For the entries below, how many lines include the word "velikosti"? Give the figure and nothing more.

— begin Data for this exercise —

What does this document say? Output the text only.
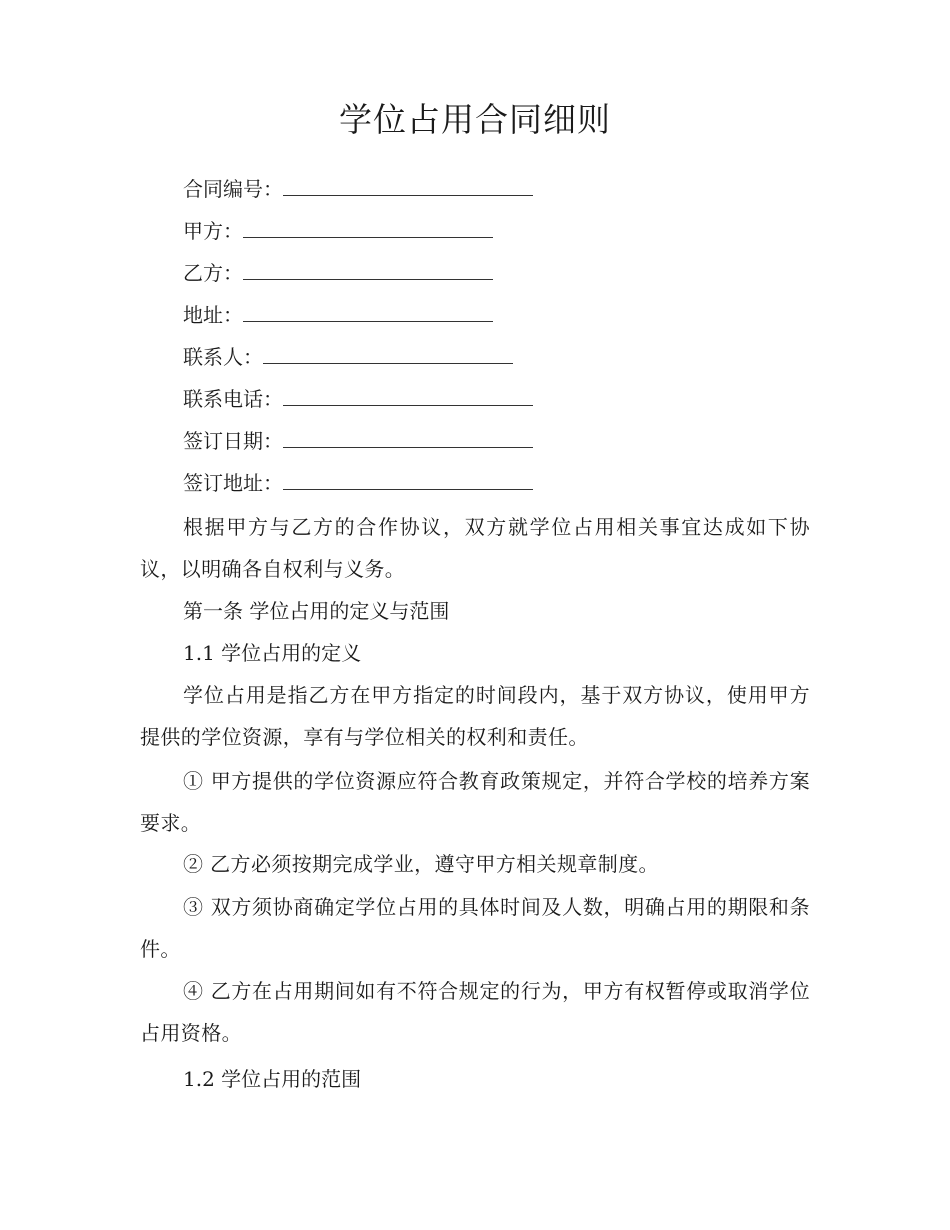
学位占用合同细则
合同编号：
甲方：
乙方：
地址：
联系人：
联系电话：
签订日期：
签订地址：
根据甲方与乙方的合作协议，双方就学位占用相关事宜达成如下协议，以明确各自权利与义务。
第一条 学位占用的定义与范围
1.1 学位占用的定义
学位占用是指乙方在甲方指定的时间段内，基于双方协议，使用甲方提供的学位资源，享有与学位相关的权利和责任。
① 甲方提供的学位资源应符合教育政策规定，并符合学校的培养方案要求。
② 乙方必须按期完成学业，遵守甲方相关规章制度。
③ 双方须协商确定学位占用的具体时间及人数，明确占用的期限和条件。
④ 乙方在占用期间如有不符合规定的行为，甲方有权暂停或取消学位占用资格。
1.2 学位占用的范围
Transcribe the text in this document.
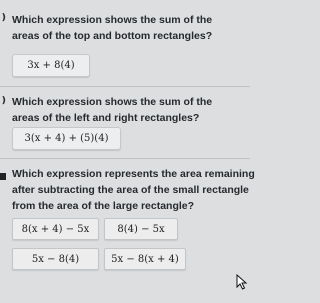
❫ Which expression shows the sum of the
areas of the top and bottom rectangles?
3x + 8(4)
❫ Which expression shows the sum of the
areas of the left and right rectangles?
3(x + 4) + (5)(4)
Which expression represents the area remaining
after subtracting the area of the small rectangle
from the area of the large rectangle?
8(x + 4) − 5x	8(4) − 5x
5x − 8(4)	5x − 8(x + 4)
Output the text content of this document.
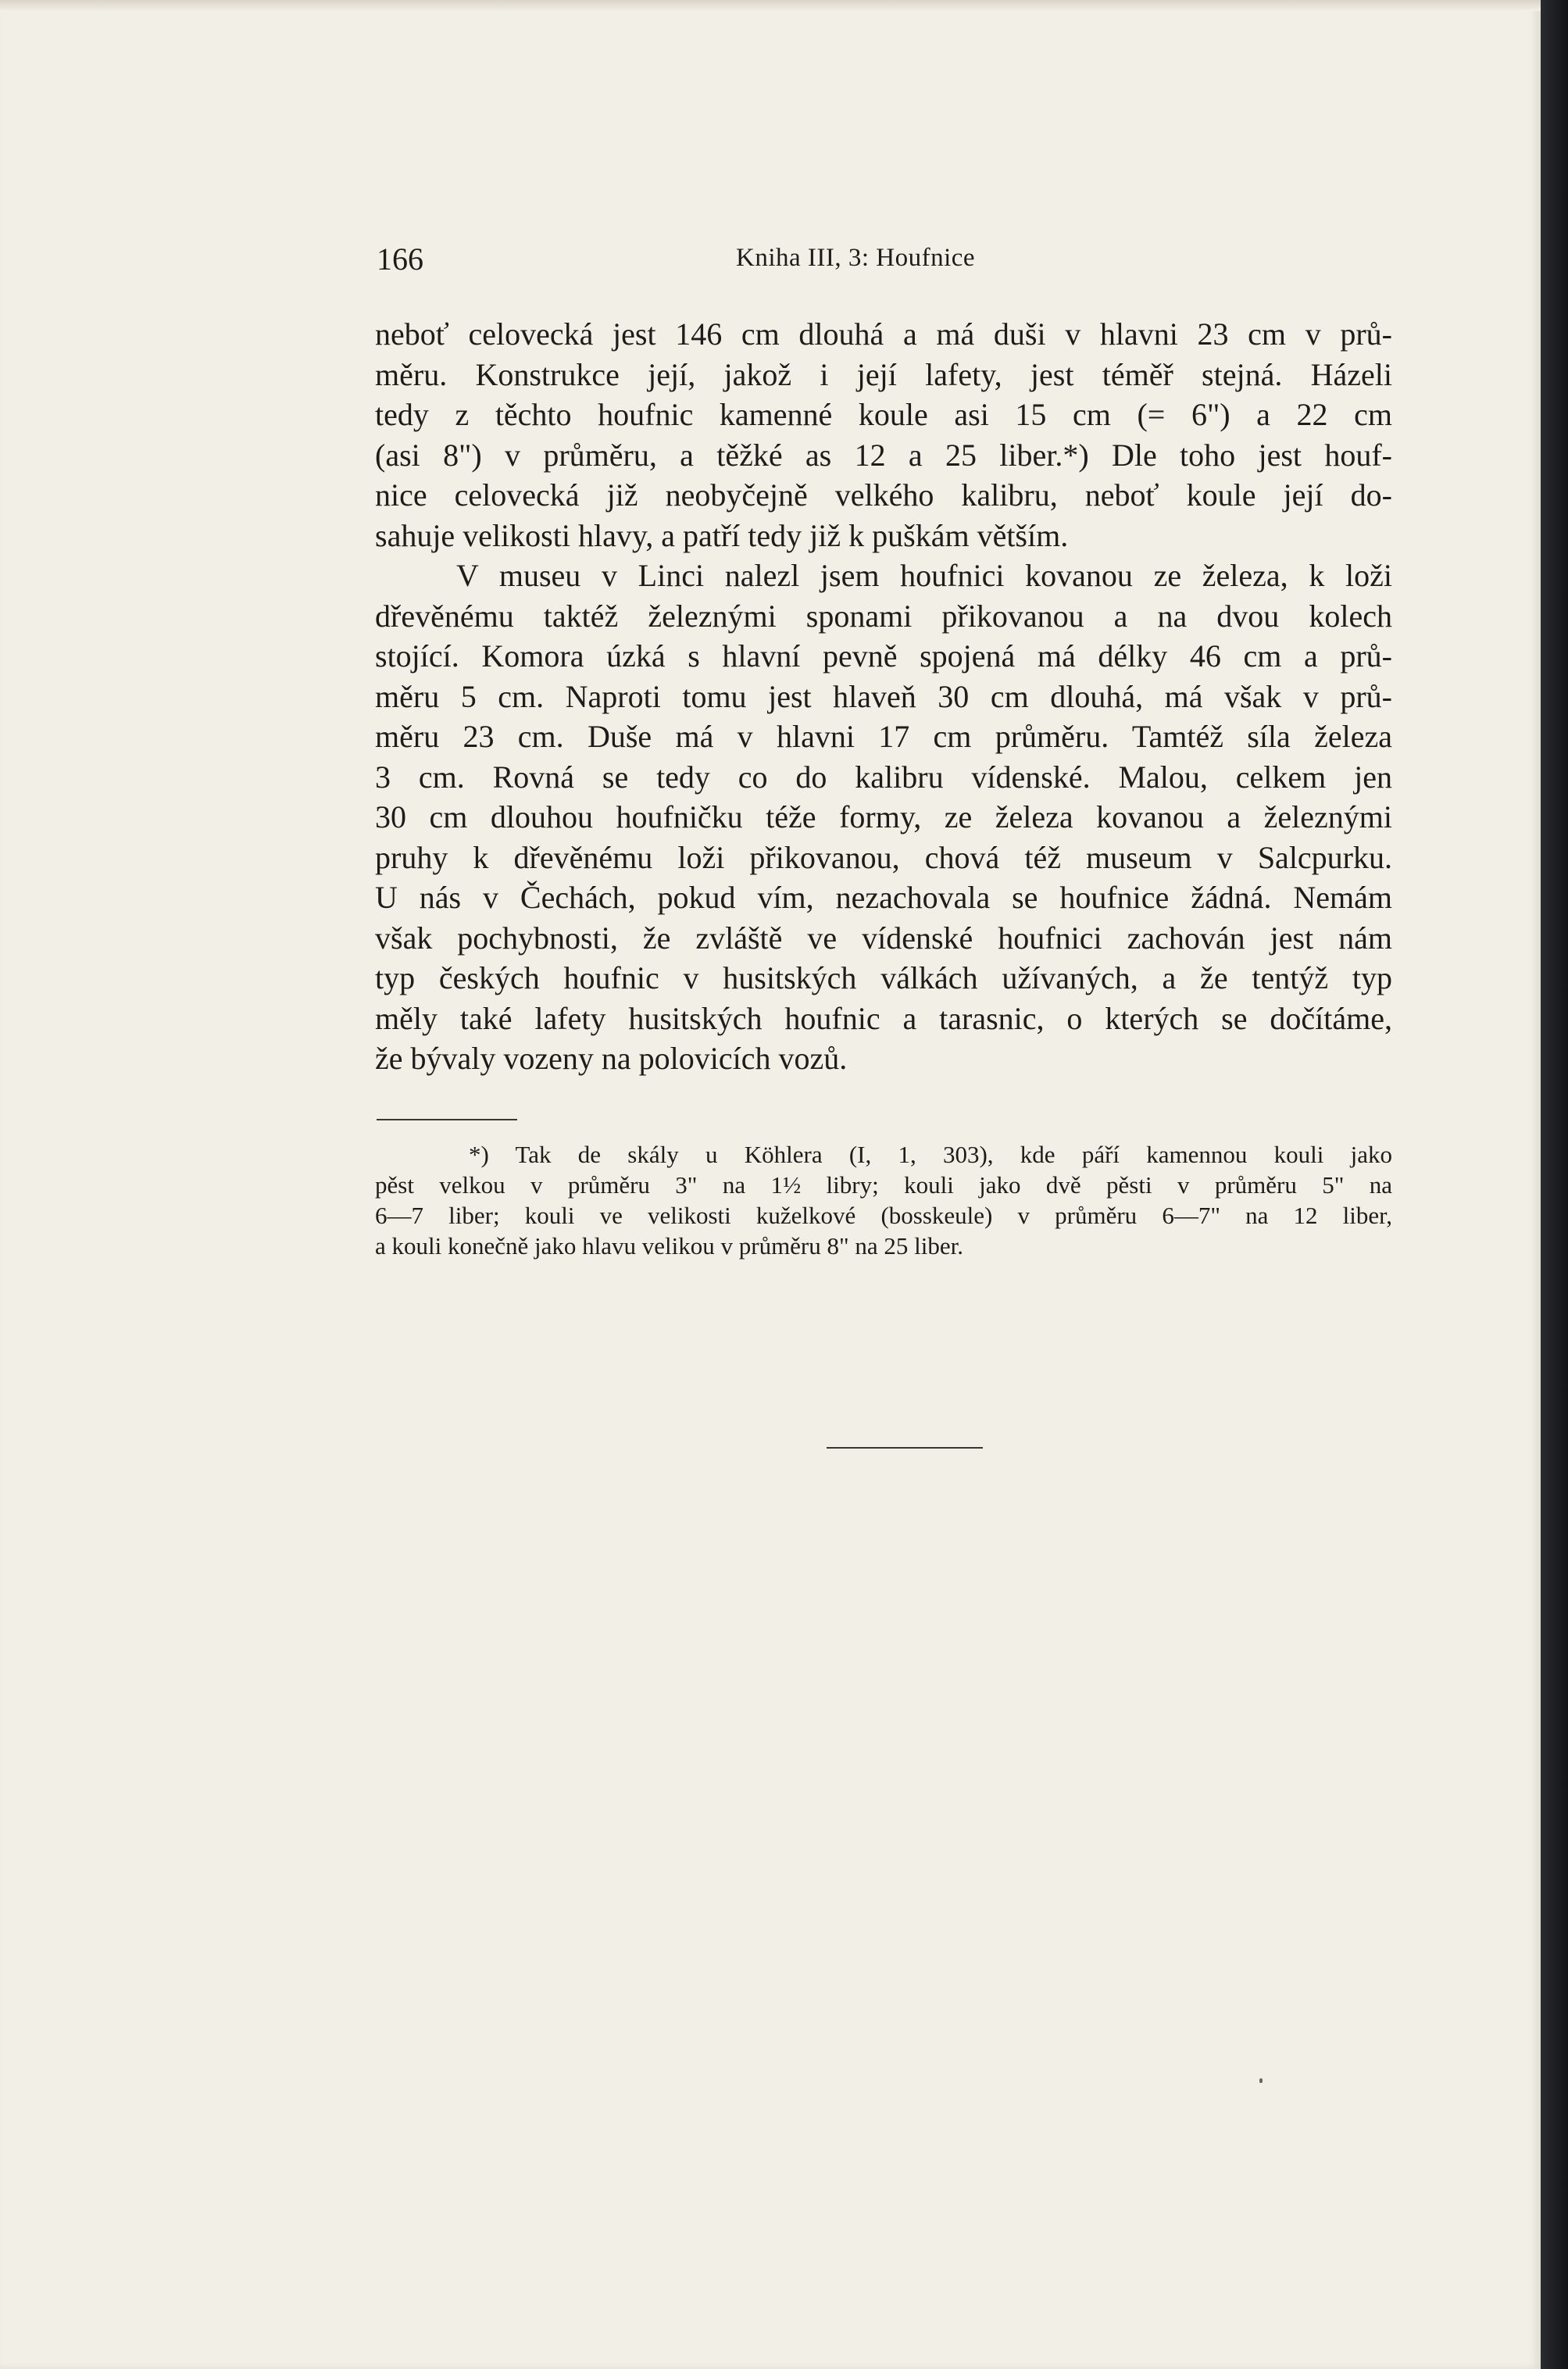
166	Kniha III, 3: Houfnice
neboť celovecká jest 146 cm dlouhá a má duši v hlavni 23 cm v prů-
měru. Konstrukce její, jakož i její lafety, jest téměř stejná. Házeli
tedy z těchto houfnic kamenné koule asi 15 cm (= 6") a 22 cm
(asi 8") v průměru, a těžké as 12 a 25 liber.*) Dle toho jest houf-
nice celovecká již neobyčejně velkého kalibru, neboť koule její do-
sahuje velikosti hlavy, a patří tedy již k puškám větším.
V museu v Linci nalezl jsem houfnici kovanou ze železa, k loži
dřevěnému taktéž železnými sponami přikovanou a na dvou kolech
stojící. Komora úzká s hlavní pevně spojená má délky 46 cm a prů-
měru 5 cm. Naproti tomu jest hlaveň 30 cm dlouhá, má však v prů-
měru 23 cm. Duše má v hlavni 17 cm průměru. Tamtéž síla železa
3 cm. Rovná se tedy co do kalibru vídenské. Malou, celkem jen
30 cm dlouhou houfničku téže formy, ze železa kovanou a železnými
pruhy k dřevěnému loži přikovanou, chová též museum v Salcpurku.
U nás v Čechách, pokud vím, nezachovala se houfnice žádná. Nemám
však pochybnosti, že zvláště ve vídenské houfnici zachován jest nám
typ českých houfnic v husitských válkách užívaných, a že tentýž typ
měly také lafety husitských houfnic a tarasnic, o kterých se dočítáme,
že bývaly vozeny na polovicích vozů.
*) Tak de skály u Köhlera (I, 1, 303), kde páří kamennou kouli jako
pěst velkou v průměru 3" na 1½ libry; kouli jako dvě pěsti v průměru 5" na
6—7 liber; kouli ve velikosti kuželkové (bosskeule) v průměru 6—7" na 12 liber,
a kouli konečně jako hlavu velikou v průměru 8" na 25 liber.
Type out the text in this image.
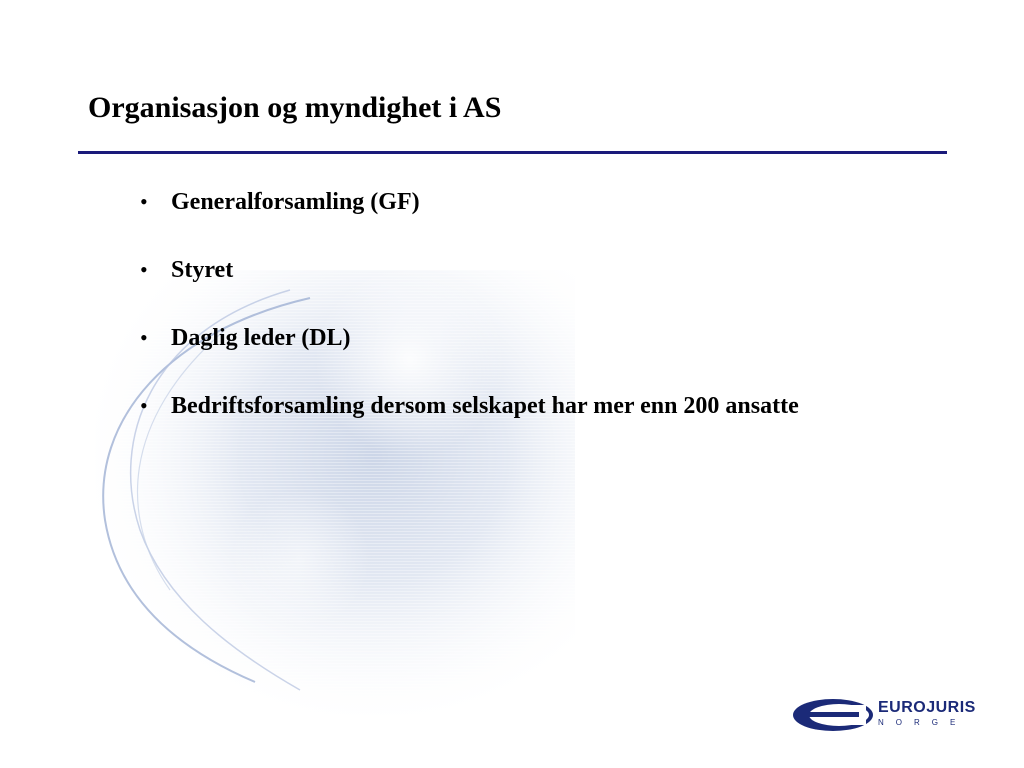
Organisasjon og myndighet i AS
• Generalforsamling (GF)
• Styret
• Daglig leder (DL)
• Bedriftsforsamling dersom selskapet har mer enn 200 ansatte
EUROJURIS
NORGE
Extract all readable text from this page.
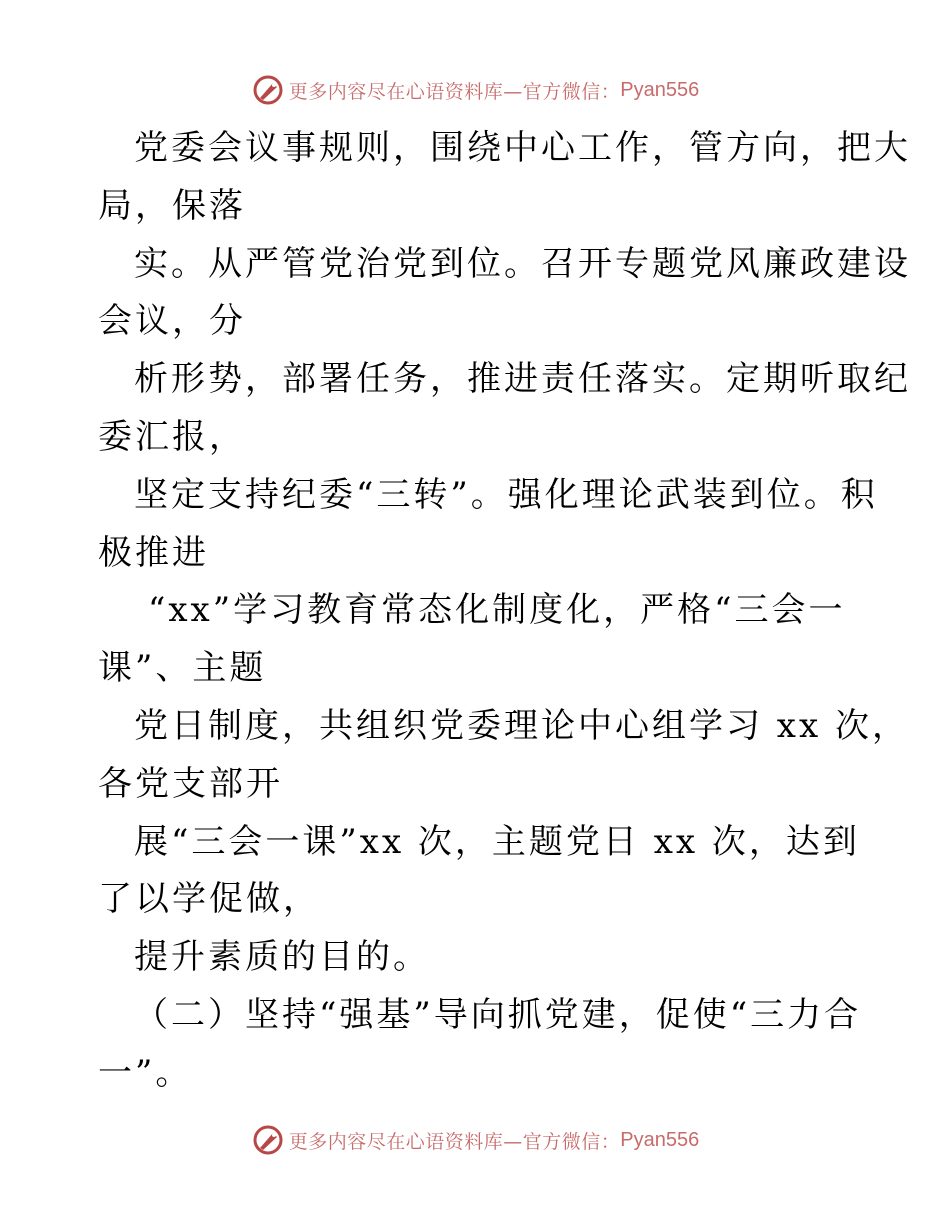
更多内容尽在心语资料库—官方微信： Pyan556
党委会议事规则，围绕中心工作，管方向，把大
局，保落
实。从严管党治党到位。召开专题党风廉政建设
会议，分
析形势，部署任务，推进责任落实。定期听取纪
委汇报，
坚定支持纪委“三转”。强化理论武装到位。积
极推进
“xx”学习教育常态化制度化，严格“三会一
课”、主题
党日制度，共组织党委理论中心组学习 xx 次，
各党支部开
展“三会一课”xx 次，主题党日 xx 次，达到
了以学促做，
提升素质的目的。
（二）坚持“强基”导向抓党建，促使“三力合
一”。
更多内容尽在心语资料库—官方微信： Pyan556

— end Data for this exercise —

**Solution to the problem**.
2